» **GIVEN INSTRUCTION**: Identify each line containing the word "text" and copy it.

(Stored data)
*****
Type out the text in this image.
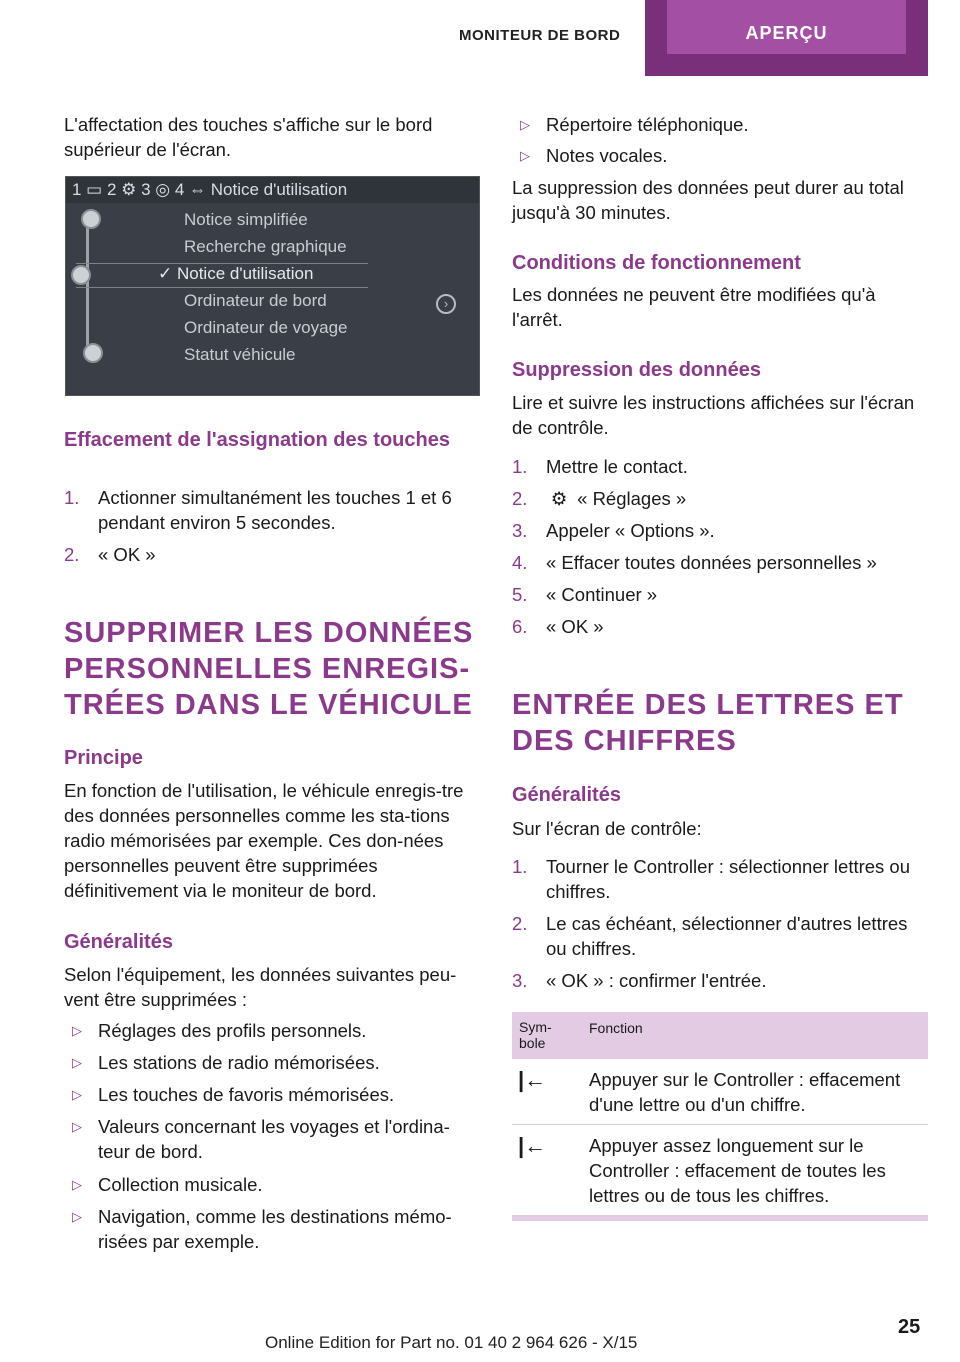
MONITEUR DE BORD	APERÇU
L'affectation des touches s'affiche sur le bord supérieur de l'écran.
1 ▭ 2 ⚙ 3 ◎ 4 ⇔ Notice d'utilisation
Notice simplifiée
Recherche graphique
✓ Notice d'utilisation
Ordinateur de bord
Ordinateur de voyage
Statut véhicule
›
Effacement de l'assignation des touches
1. Actionner simultanément les touches 1 et 6 pendant environ 5 secondes.
2. « OK »
SUPPRIMER LES DONNÉES PERSONNELLES ENREGIS-TRÉES DANS LE VÉHICULE
Principe
En fonction de l'utilisation, le véhicule enregis-tre des données personnelles comme les sta-tions radio mémorisées par exemple. Ces don-nées personnelles peuvent être supprimées définitivement via le moniteur de bord.
Généralités
Selon l'équipement, les données suivantes peu-vent être supprimées :
▷ Réglages des profils personnels.
▷ Les stations de radio mémorisées.
▷ Les touches de favoris mémorisées.
▷ Valeurs concernant les voyages et l'ordina-teur de bord.
▷ Collection musicale.
▷ Navigation, comme les destinations mémo-risées par exemple.
▷ Répertoire téléphonique.
▷ Notes vocales.
La suppression des données peut durer au total jusqu'à 30 minutes.
Conditions de fonctionnement
Les données ne peuvent être modifiées qu'à l'arrêt.
Suppression des données
Lire et suivre les instructions affichées sur l'écran de contrôle.
1. Mettre le contact.
2. ⚙ « Réglages »
3. Appeler « Options ».
4. « Effacer toutes données personnelles »
5. « Continuer »
6. « OK »
ENTRÉE DES LETTRES ET DES CHIFFRES
Généralités
Sur l'écran de contrôle:
1. Tourner le Controller : sélectionner lettres ou chiffres.
2. Le cas échéant, sélectionner d'autres lettres ou chiffres.
3. « OK » : confirmer l'entrée.
Sym-bole
Fonction
|← Appuyer sur le Controller : effacement d'une lettre ou d'un chiffre.
|← Appuyer assez longuement sur le Controller : effacement de toutes les lettres ou de tous les chiffres.
25
Online Edition for Part no. 01 40 2 964 626 - X/15
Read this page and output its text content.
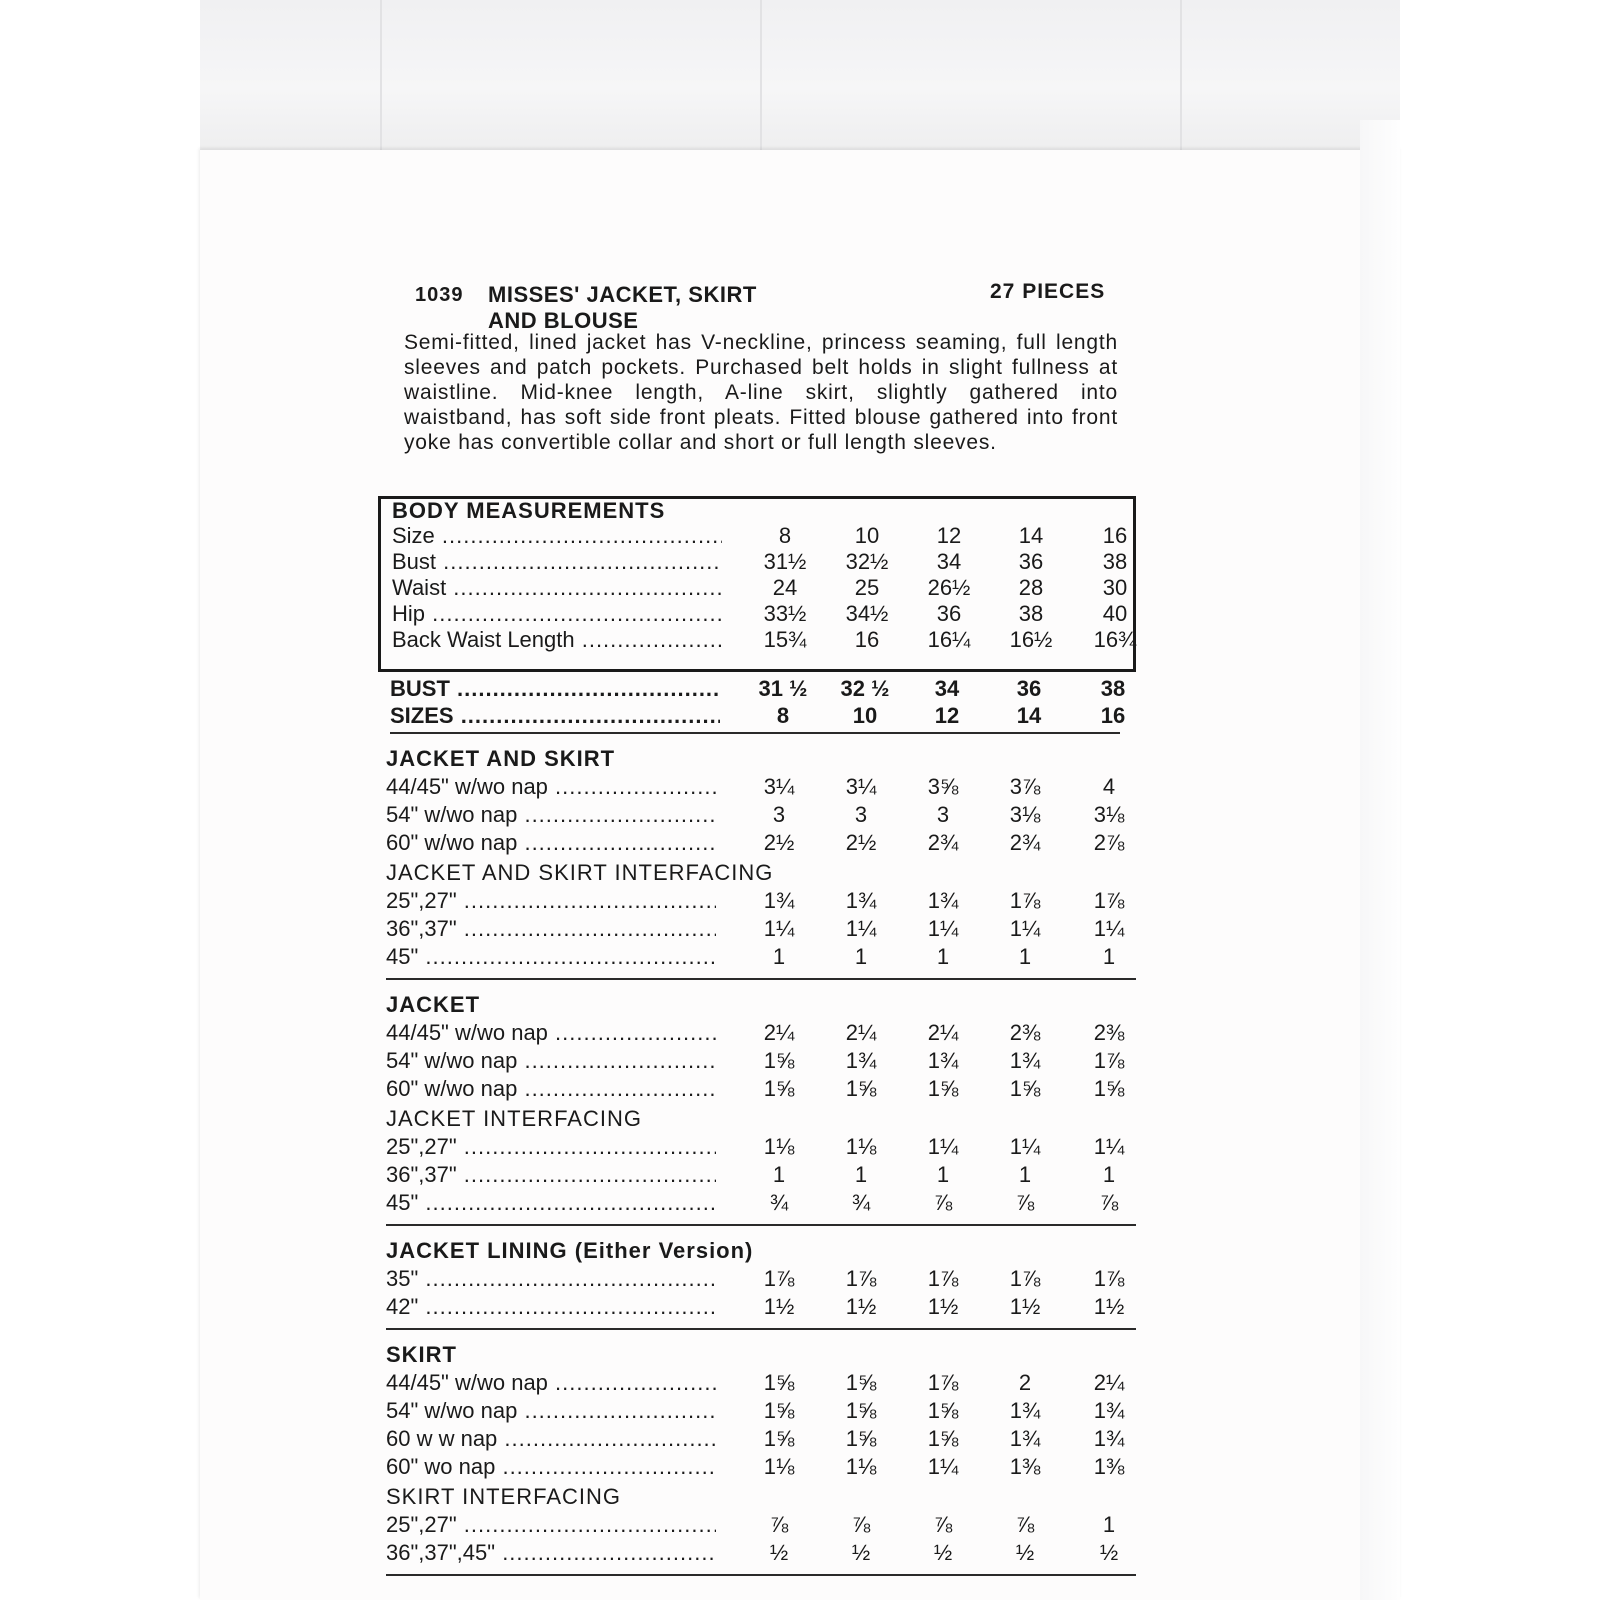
1039 MISSES' JACKET, SKIRT
AND BLOUSE
27 PIECES

Semi-fitted, lined jacket has V-neckline, princess seaming, full length sleeves and patch pockets. Purchased belt holds in slight fullness at waistline. Mid-knee length, A-line skirt, slightly gathered into waistband, has soft side front pleats. Fitted blouse gathered into front yoke has convertible collar and short or full length sleeves.

BODY MEASUREMENTS
Size .....	8	10	12	14	16
Bust .....	31½	32½	34	36	38
Waist .....	24	25	26½	28	30
Hip .....	33½	34½	36	38	40
Back Waist Length .....	15¾	16	16¼	16½	16¾
BUST .....	31 ½	32 ½	34	36	38
SIZES .....	8	10	12	14	16
JACKET AND SKIRT
44/45" w/wo nap .....	3¼	3¼	3⅝	3⅞	4
54" w/wo nap .....	3	3	3	3⅛	3⅛
60" w/wo nap .....	2½	2½	2¾	2¾	2⅞
JACKET AND SKIRT INTERFACING
25",27" .....	1¾	1¾	1¾	1⅞	1⅞
36",37" .....	1¼	1¼	1¼	1¼	1¼
45" .....	1	1	1	1	1
JACKET
44/45" w/wo nap .....	2¼	2¼	2¼	2⅜	2⅜
54" w/wo nap .....	1⅝	1¾	1¾	1¾	1⅞
60" w/wo nap .....	1⅝	1⅝	1⅝	1⅝	1⅝
JACKET INTERFACING
25",27" .....	1⅛	1⅛	1¼	1¼	1¼
36",37" .....	1	1	1	1	1
45" .....	¾	¾	⅞	⅞	⅞
JACKET LINING (Either Version)
35" .....	1⅞	1⅞	1⅞	1⅞	1⅞
42" .....	1½	1½	1½	1½	1½
SKIRT
44/45" w/wo nap .....	1⅝	1⅝	1⅞	2	2¼
54" w/wo nap .....	1⅝	1⅝	1⅝	1¾	1¾
60 w w nap .....	1⅝	1⅝	1⅝	1¾	1¾
60" wo nap .....	1⅛	1⅛	1¼	1⅜	1⅜
SKIRT INTERFACING
25",27" .....	⅞	⅞	⅞	⅞	1
36",37",45" .....	½	½	½	½	½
*****
» **TASK RESPONSE**:
Type out the text in this image.
Read this page and output its text content.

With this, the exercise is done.